• _Required work_: Restate each entry below word for word, without skipping any.

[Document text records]
....

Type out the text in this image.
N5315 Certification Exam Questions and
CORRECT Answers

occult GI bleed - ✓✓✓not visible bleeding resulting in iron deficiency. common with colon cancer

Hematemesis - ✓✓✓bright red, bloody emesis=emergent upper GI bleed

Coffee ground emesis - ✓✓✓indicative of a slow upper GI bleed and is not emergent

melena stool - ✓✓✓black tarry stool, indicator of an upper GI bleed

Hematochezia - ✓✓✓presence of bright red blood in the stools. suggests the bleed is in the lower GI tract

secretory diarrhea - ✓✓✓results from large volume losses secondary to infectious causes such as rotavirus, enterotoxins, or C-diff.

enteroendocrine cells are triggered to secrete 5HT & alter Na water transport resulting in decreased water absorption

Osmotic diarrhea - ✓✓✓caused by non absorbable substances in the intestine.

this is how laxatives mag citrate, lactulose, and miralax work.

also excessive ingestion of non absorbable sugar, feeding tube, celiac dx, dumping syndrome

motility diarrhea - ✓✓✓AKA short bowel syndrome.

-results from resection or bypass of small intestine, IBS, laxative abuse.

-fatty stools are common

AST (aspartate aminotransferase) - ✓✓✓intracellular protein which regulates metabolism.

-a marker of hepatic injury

....

• _Solution to the problem_:
Type out the text in this image.
N5315 Certification Exam Questions and
CORRECT Answers

occult GI bleed - ✓✓✓not visible bleeding resulting in iron deficiency. common with colon cancer

Hematemesis - ✓✓✓bright red, bloody emesis=emergent upper GI bleed

Coffee ground emesis - ✓✓✓indicative of a slow upper GI bleed and is not emergent

melena stool - ✓✓✓black tarry stool, indicator of an upper GI bleed

Hematochezia - ✓✓✓presence of bright red blood in the stools. suggests the bleed is in the lower GI tract

secretory diarrhea - ✓✓✓results from large volume losses secondary to infectious causes such as rotavirus, enterotoxins, or C-diff.

enteroendocrine cells are triggered to secrete 5HT & alter Na water transport resulting in decreased water absorption

Osmotic diarrhea - ✓✓✓caused by non absorbable substances in the intestine.

this is how laxatives mag citrate, lactulose, and miralax work.

also excessive ingestion of non absorbable sugar, feeding tube, celiac dx, dumping syndrome

motility diarrhea - ✓✓✓AKA short bowel syndrome.

-results from resection or bypass of small intestine, IBS, laxative abuse.

-fatty stools are common

AST (aspartate aminotransferase) - ✓✓✓intracellular protein which regulates metabolism.

-a marker of hepatic injury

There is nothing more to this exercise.